Task inputs:
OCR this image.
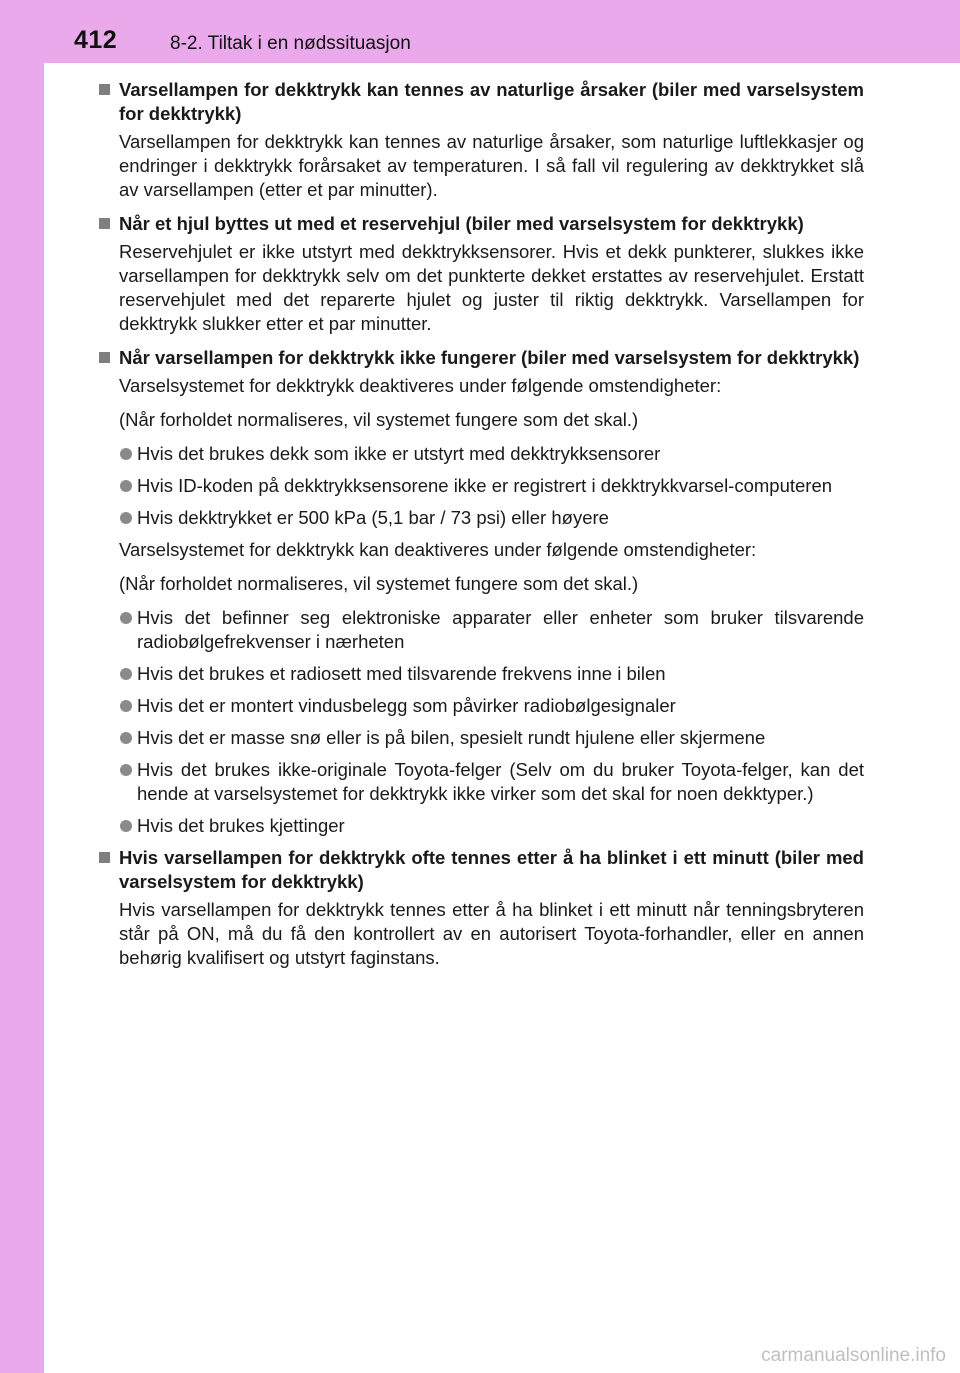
412	8-2. Tiltak i en nødssituasjon
Varsellampen for dekktrykk kan tennes av naturlige årsaker (biler med varselsystem for dekktrykk)
Varsellampen for dekktrykk kan tennes av naturlige årsaker, som naturlige luftlekkasjer og endringer i dekktrykk forårsaket av temperaturen. I så fall vil regulering av dekktrykket slå av varsellampen (etter et par minutter).
Når et hjul byttes ut med et reservehjul (biler med varselsystem for dekktrykk)
Reservehjulet er ikke utstyrt med dekktrykksensorer. Hvis et dekk punkterer, slukkes ikke varsellampen for dekktrykk selv om det punkterte dekket erstattes av reservehjulet. Erstatt reservehjulet med det reparerte hjulet og juster til riktig dekktrykk. Varsellampen for dekktrykk slukker etter et par minutter.
Når varsellampen for dekktrykk ikke fungerer (biler med varselsystem for dekktrykk)
Varselsystemet for dekktrykk deaktiveres under følgende omstendigheter:
(Når forholdet normaliseres, vil systemet fungere som det skal.)
Hvis det brukes dekk som ikke er utstyrt med dekktrykksensorer
Hvis ID-koden på dekktrykksensorene ikke er registrert i dekktrykkvarsel-computeren
Hvis dekktrykket er 500 kPa (5,1 bar / 73 psi) eller høyere
Varselsystemet for dekktrykk kan deaktiveres under følgende omstendigheter:
(Når forholdet normaliseres, vil systemet fungere som det skal.)
Hvis det befinner seg elektroniske apparater eller enheter som bruker tilsvarende radiobølgefrekvenser i nærheten
Hvis det brukes et radiosett med tilsvarende frekvens inne i bilen
Hvis det er montert vindusbelegg som påvirker radiobølgesignaler
Hvis det er masse snø eller is på bilen, spesielt rundt hjulene eller skjermene
Hvis det brukes ikke-originale Toyota-felger (Selv om du bruker Toyota-felger, kan det hende at varselsystemet for dekktrykk ikke virker som det skal for noen dekktyper.)
Hvis det brukes kjettinger
Hvis varsellampen for dekktrykk ofte tennes etter å ha blinket i ett minutt (biler med varselsystem for dekktrykk)
Hvis varsellampen for dekktrykk tennes etter å ha blinket i ett minutt når tenningsbryteren står på ON, må du få den kontrollert av en autorisert Toyota-forhandler, eller en annen behørig kvalifisert og utstyrt faginstans.
carmanualsonline.info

Given request: Without the pictures, repeat all the records word for word.

Output:
OCR this image.
412	8-2. Tiltak i en nødssituasjon
Varsellampen for dekktrykk kan tennes av naturlige årsaker (biler med varselsystem for dekktrykk)
Varsellampen for dekktrykk kan tennes av naturlige årsaker, som naturlige luftlekkasjer og endringer i dekktrykk forårsaket av temperaturen. I så fall vil regulering av dekktrykket slå av varsellampen (etter et par minutter).
Når et hjul byttes ut med et reservehjul (biler med varselsystem for dekktrykk)
Reservehjulet er ikke utstyrt med dekktrykksensorer. Hvis et dekk punkterer, slukkes ikke varsellampen for dekktrykk selv om det punkterte dekket erstattes av reservehjulet. Erstatt reservehjulet med det reparerte hjulet og juster til riktig dekktrykk. Varsellampen for dekktrykk slukker etter et par minutter.
Når varsellampen for dekktrykk ikke fungerer (biler med varselsystem for dekktrykk)
Varselsystemet for dekktrykk deaktiveres under følgende omstendigheter:
(Når forholdet normaliseres, vil systemet fungere som det skal.)
Hvis det brukes dekk som ikke er utstyrt med dekktrykksensorer
Hvis ID-koden på dekktrykksensorene ikke er registrert i dekktrykkvarsel-computeren
Hvis dekktrykket er 500 kPa (5,1 bar / 73 psi) eller høyere
Varselsystemet for dekktrykk kan deaktiveres under følgende omstendigheter:
(Når forholdet normaliseres, vil systemet fungere som det skal.)
Hvis det befinner seg elektroniske apparater eller enheter som bruker tilsvarende radiobølgefrekvenser i nærheten
Hvis det brukes et radiosett med tilsvarende frekvens inne i bilen
Hvis det er montert vindusbelegg som påvirker radiobølgesignaler
Hvis det er masse snø eller is på bilen, spesielt rundt hjulene eller skjermene
Hvis det brukes ikke-originale Toyota-felger (Selv om du bruker Toyota-felger, kan det hende at varselsystemet for dekktrykk ikke virker som det skal for noen dekktyper.)
Hvis det brukes kjettinger
Hvis varsellampen for dekktrykk ofte tennes etter å ha blinket i ett minutt (biler med varselsystem for dekktrykk)
Hvis varsellampen for dekktrykk tennes etter å ha blinket i ett minutt når tenningsbryteren står på ON, må du få den kontrollert av en autorisert Toyota-forhandler, eller en annen behørig kvalifisert og utstyrt faginstans.
carmanualsonline.info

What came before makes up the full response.